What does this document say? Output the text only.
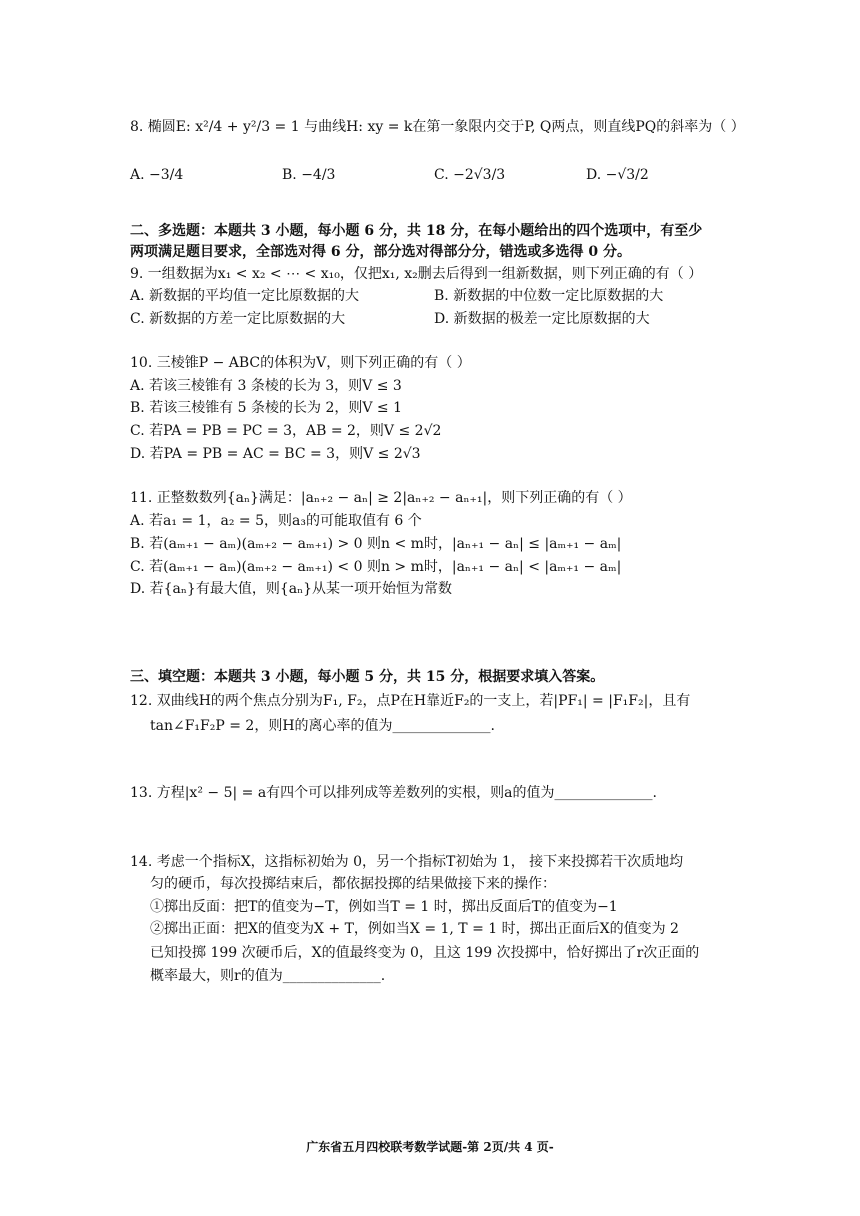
8. 椭圆E: x²/4 + y²/3 = 1 与曲线H: xy = k在第一象限内交于P, Q两点，则直线PQ的斜率为（ ）
A. −3/4	B. −4/3	C. −2√3/3	D. −√3/2
二、多选题：本题共 3 小题，每小题 6 分，共 18 分，在每小题给出的四个选项中，有至少
两项满足题目要求，全部选对得 6 分，部分选对得部分分，错选或多选得 0 分。
9. 一组数据为x₁ < x₂ < ⋯ < x₁₀，仅把x₁, x₂删去后得到一组新数据，则下列正确的有（ ）
A. 新数据的平均值一定比原数据的大	B. 新数据的中位数一定比原数据的大
C. 新数据的方差一定比原数据的大	D. 新数据的极差一定比原数据的大
10. 三棱锥P − ABC的体积为V，则下列正确的有（ ）
A. 若该三棱锥有 3 条棱的长为 3，则V ≤ 3
B. 若该三棱锥有 5 条棱的长为 2，则V ≤ 1
C. 若PA = PB = PC = 3，AB = 2，则V ≤ 2√2
D. 若PA = PB = AC = BC = 3，则V ≤ 2√3
11. 正整数数列{aₙ}满足：|aₙ₊₂ − aₙ| ≥ 2|aₙ₊₂ − aₙ₊₁|，则下列正确的有（ ）
A. 若a₁ = 1，a₂ = 5，则a₃的可能取值有 6 个
B. 若(aₘ₊₁ − aₘ)(aₘ₊₂ − aₘ₊₁) > 0 则n < m时，|aₙ₊₁ − aₙ| ≤ |aₘ₊₁ − aₘ|
C. 若(aₘ₊₁ − aₘ)(aₘ₊₂ − aₘ₊₁) < 0 则n > m时，|aₙ₊₁ − aₙ| < |aₘ₊₁ − aₘ|
D. 若{aₙ}有最大值，则{aₙ}从某一项开始恒为常数
三、填空题：本题共 3 小题，每小题 5 分，共 15 分，根据要求填入答案。
12. 双曲线H的两个焦点分别为F₁, F₂，点P在H靠近F₂的一支上，若|PF₁| = |F₁F₂|，且有
tan∠F₁F₂P = 2，则H的离心率的值为______________.
13. 方程|x² − 5| = a有四个可以排列成等差数列的实根，则a的值为______________.
14. 考虑一个指标X，这指标初始为 0，另一个指标T初始为 1， 接下来投掷若干次质地均
匀的硬币，每次投掷结束后，都依据投掷的结果做接下来的操作：
①掷出反面：把T的值变为−T，例如当T = 1 时，掷出反面后T的值变为−1
②掷出正面：把X的值变为X + T，例如当X = 1, T = 1 时，掷出正面后X的值变为 2
已知投掷 199 次硬币后，X的值最终变为 0，且这 199 次投掷中，恰好掷出了r次正面的
概率最大，则r的值为______________.
广东省五月四校联考数学试题-第 2页/共 4 页-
========================================
**Task description:** Every record above should be transcribed exactly; the pictures stay out of the copy.

**Result:**
What does this document say? Output the text only.
8. 椭圆E: x²/4 + y²/3 = 1 与曲线H: xy = k在第一象限内交于P, Q两点，则直线PQ的斜率为（ ）
A. −3/4	B. −4/3	C. −2√3/3	D. −√3/2
二、多选题：本题共 3 小题，每小题 6 分，共 18 分，在每小题给出的四个选项中，有至少
两项满足题目要求，全部选对得 6 分，部分选对得部分分，错选或多选得 0 分。
9. 一组数据为x₁ < x₂ < ⋯ < x₁₀，仅把x₁, x₂删去后得到一组新数据，则下列正确的有（ ）
A. 新数据的平均值一定比原数据的大	B. 新数据的中位数一定比原数据的大
C. 新数据的方差一定比原数据的大	D. 新数据的极差一定比原数据的大
10. 三棱锥P − ABC的体积为V，则下列正确的有（ ）
A. 若该三棱锥有 3 条棱的长为 3，则V ≤ 3
B. 若该三棱锥有 5 条棱的长为 2，则V ≤ 1
C. 若PA = PB = PC = 3，AB = 2，则V ≤ 2√2
D. 若PA = PB = AC = BC = 3，则V ≤ 2√3
11. 正整数数列{aₙ}满足：|aₙ₊₂ − aₙ| ≥ 2|aₙ₊₂ − aₙ₊₁|，则下列正确的有（ ）
A. 若a₁ = 1，a₂ = 5，则a₃的可能取值有 6 个
B. 若(aₘ₊₁ − aₘ)(aₘ₊₂ − aₘ₊₁) > 0 则n < m时，|aₙ₊₁ − aₙ| ≤ |aₘ₊₁ − aₘ|
C. 若(aₘ₊₁ − aₘ)(aₘ₊₂ − aₘ₊₁) < 0 则n > m时，|aₙ₊₁ − aₙ| < |aₘ₊₁ − aₘ|
D. 若{aₙ}有最大值，则{aₙ}从某一项开始恒为常数
三、填空题：本题共 3 小题，每小题 5 分，共 15 分，根据要求填入答案。
12. 双曲线H的两个焦点分别为F₁, F₂，点P在H靠近F₂的一支上，若|PF₁| = |F₁F₂|，且有
tan∠F₁F₂P = 2，则H的离心率的值为______________.
13. 方程|x² − 5| = a有四个可以排列成等差数列的实根，则a的值为______________.
14. 考虑一个指标X，这指标初始为 0，另一个指标T初始为 1， 接下来投掷若干次质地均
匀的硬币，每次投掷结束后，都依据投掷的结果做接下来的操作：
①掷出反面：把T的值变为−T，例如当T = 1 时，掷出反面后T的值变为−1
②掷出正面：把X的值变为X + T，例如当X = 1, T = 1 时，掷出正面后X的值变为 2
已知投掷 199 次硬币后，X的值最终变为 0，且这 199 次投掷中，恰好掷出了r次正面的
概率最大，则r的值为______________.
广东省五月四校联考数学试题-第 2页/共 4 页-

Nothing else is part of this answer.